● Working data
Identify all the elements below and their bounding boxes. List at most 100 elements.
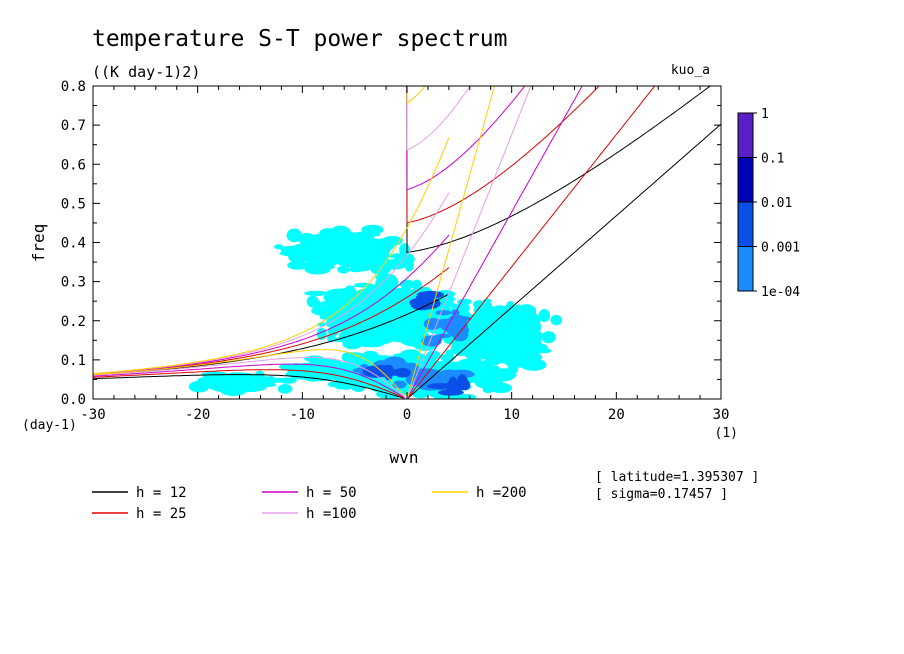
...
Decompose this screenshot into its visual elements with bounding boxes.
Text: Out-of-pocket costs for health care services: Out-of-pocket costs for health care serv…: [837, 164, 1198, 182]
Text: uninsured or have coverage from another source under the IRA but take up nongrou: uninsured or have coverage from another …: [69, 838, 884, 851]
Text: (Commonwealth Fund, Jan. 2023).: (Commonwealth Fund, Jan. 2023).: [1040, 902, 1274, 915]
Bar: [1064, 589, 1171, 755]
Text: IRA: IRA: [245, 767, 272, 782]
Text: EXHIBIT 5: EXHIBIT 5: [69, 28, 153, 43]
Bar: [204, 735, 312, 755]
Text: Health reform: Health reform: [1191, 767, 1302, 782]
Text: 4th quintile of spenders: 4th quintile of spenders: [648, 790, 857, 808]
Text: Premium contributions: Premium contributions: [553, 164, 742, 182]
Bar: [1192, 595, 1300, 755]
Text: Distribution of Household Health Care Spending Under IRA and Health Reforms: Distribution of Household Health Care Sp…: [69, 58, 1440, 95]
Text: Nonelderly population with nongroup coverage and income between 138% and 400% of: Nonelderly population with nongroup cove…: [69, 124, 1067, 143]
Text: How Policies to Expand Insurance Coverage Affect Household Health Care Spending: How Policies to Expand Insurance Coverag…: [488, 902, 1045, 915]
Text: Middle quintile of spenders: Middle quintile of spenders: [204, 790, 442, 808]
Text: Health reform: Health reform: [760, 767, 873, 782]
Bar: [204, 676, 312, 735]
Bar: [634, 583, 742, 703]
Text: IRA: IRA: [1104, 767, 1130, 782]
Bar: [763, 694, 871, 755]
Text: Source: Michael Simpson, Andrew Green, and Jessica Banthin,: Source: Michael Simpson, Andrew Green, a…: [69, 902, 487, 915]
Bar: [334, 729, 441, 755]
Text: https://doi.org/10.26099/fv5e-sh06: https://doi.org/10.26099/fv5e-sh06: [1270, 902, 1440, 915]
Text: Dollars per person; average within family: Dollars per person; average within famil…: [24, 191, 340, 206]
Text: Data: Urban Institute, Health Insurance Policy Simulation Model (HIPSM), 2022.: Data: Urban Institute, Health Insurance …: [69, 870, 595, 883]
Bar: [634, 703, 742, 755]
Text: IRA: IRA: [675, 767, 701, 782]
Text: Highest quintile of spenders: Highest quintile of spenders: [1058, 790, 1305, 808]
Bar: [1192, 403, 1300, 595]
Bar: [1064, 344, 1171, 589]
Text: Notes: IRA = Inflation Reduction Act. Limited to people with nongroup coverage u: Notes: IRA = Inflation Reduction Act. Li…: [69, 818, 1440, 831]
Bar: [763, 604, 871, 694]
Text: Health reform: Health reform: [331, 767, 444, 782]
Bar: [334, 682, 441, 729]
* * *
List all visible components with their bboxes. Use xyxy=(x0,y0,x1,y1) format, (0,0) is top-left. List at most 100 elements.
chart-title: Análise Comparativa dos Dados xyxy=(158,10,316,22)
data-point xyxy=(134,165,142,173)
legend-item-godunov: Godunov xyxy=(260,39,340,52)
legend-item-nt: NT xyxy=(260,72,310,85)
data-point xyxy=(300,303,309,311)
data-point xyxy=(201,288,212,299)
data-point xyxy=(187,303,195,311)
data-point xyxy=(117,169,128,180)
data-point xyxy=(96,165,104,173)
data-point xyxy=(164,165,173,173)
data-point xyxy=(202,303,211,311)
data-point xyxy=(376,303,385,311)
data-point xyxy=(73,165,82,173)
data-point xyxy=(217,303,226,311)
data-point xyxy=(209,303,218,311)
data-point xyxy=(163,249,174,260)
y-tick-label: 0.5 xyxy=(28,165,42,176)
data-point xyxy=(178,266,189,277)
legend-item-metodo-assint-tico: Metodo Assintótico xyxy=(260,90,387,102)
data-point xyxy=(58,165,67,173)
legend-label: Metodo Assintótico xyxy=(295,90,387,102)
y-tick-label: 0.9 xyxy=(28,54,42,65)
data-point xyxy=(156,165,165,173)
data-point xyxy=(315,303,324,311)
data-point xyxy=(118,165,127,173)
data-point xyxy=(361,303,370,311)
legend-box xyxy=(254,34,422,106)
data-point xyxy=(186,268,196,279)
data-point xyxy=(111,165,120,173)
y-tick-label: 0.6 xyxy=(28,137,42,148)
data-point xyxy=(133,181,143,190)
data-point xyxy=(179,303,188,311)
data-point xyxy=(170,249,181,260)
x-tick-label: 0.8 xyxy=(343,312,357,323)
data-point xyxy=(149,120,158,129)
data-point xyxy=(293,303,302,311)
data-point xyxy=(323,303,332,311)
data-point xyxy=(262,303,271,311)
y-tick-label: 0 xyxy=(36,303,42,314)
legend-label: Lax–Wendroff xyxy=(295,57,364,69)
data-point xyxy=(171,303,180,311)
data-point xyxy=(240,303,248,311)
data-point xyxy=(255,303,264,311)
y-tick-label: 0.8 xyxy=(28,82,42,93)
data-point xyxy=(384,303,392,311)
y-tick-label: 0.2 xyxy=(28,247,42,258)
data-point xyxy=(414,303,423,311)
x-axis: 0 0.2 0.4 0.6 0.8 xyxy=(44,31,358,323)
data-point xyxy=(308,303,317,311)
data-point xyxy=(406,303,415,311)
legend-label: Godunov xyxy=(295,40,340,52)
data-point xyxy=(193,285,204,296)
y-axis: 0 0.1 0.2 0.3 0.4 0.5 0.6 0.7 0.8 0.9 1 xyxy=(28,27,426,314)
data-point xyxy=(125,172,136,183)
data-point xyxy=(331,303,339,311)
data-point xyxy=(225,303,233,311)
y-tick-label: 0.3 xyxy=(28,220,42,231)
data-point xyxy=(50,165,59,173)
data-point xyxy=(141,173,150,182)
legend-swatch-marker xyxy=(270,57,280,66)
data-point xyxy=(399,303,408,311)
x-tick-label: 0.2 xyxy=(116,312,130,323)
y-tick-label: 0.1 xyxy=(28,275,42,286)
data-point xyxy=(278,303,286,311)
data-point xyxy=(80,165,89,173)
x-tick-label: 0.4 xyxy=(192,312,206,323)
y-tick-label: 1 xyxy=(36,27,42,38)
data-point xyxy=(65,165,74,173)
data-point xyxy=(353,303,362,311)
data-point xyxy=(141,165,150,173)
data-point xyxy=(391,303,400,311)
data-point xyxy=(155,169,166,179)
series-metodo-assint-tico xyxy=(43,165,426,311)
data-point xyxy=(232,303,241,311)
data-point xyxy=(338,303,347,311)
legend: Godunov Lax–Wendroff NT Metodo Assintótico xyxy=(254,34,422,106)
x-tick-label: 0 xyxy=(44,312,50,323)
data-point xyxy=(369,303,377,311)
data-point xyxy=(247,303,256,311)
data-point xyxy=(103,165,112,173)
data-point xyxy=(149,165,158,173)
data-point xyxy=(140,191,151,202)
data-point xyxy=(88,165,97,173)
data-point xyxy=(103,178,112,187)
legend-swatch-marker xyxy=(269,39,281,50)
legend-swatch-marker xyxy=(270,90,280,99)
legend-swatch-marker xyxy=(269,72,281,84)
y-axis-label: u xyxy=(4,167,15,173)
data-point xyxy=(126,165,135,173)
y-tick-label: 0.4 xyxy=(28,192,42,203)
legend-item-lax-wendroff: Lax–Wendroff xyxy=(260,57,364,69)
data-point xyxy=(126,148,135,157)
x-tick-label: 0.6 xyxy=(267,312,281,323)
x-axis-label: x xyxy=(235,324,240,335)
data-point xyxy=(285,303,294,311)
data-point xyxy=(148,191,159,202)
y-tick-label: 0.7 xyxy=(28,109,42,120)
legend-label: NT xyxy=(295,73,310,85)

● Exercise description
In the records, change every "data-point" to "scatter-point" from the line with "List all visible" to the line with "y-tick-label: 0.2 xyxy=(28,247,42,258)". Reproduce only those lines, with nothing else altered.

● Finished exercise
List all visible components with their bboxes. Use xyxy=(x0,y0,x1,y1) format, (0,0) is top-left. List at most 100 elements.
chart-title: Análise Comparativa dos Dados xyxy=(158,10,316,22)
scatter-point xyxy=(134,165,142,173)
legend-item-godunov: Godunov xyxy=(260,39,340,52)
legend-item-nt: NT xyxy=(260,72,310,85)
scatter-point xyxy=(300,303,309,311)
scatter-point xyxy=(201,288,212,299)
scatter-point xyxy=(187,303,195,311)
scatter-point xyxy=(117,169,128,180)
scatter-point xyxy=(96,165,104,173)
scatter-point xyxy=(164,165,173,173)
scatter-point xyxy=(202,303,211,311)
scatter-point xyxy=(376,303,385,311)
scatter-point xyxy=(73,165,82,173)
scatter-point xyxy=(217,303,226,311)
scatter-point xyxy=(209,303,218,311)
scatter-point xyxy=(163,249,174,260)
y-tick-label: 0.5 xyxy=(28,165,42,176)
scatter-point xyxy=(178,266,189,277)
legend-item-metodo-assint-tico: Metodo Assintótico xyxy=(260,90,387,102)
scatter-point xyxy=(58,165,67,173)
legend-label: Metodo Assintótico xyxy=(295,90,387,102)
y-tick-label: 0.9 xyxy=(28,54,42,65)
scatter-point xyxy=(156,165,165,173)
scatter-point xyxy=(315,303,324,311)
scatter-point xyxy=(118,165,127,173)
scatter-point xyxy=(361,303,370,311)
legend-box xyxy=(254,34,422,106)
scatter-point xyxy=(186,268,196,279)
scatter-point xyxy=(111,165,120,173)
y-tick-label: 0.6 xyxy=(28,137,42,148)
scatter-point xyxy=(133,181,143,190)
scatter-point xyxy=(179,303,188,311)
scatter-point xyxy=(170,249,181,260)
x-tick-label: 0.8 xyxy=(343,312,357,323)
scatter-point xyxy=(149,120,158,129)
scatter-point xyxy=(293,303,302,311)
scatter-point xyxy=(323,303,332,311)
scatter-point xyxy=(262,303,271,311)
y-tick-label: 0 xyxy=(36,303,42,314)
legend-label: Lax–Wendroff xyxy=(295,57,364,69)
scatter-point xyxy=(171,303,180,311)
scatter-point xyxy=(240,303,248,311)
scatter-point xyxy=(255,303,264,311)
y-tick-label: 0.8 xyxy=(28,82,42,93)
scatter-point xyxy=(384,303,392,311)
y-tick-label: 0.2 xyxy=(28,247,42,258)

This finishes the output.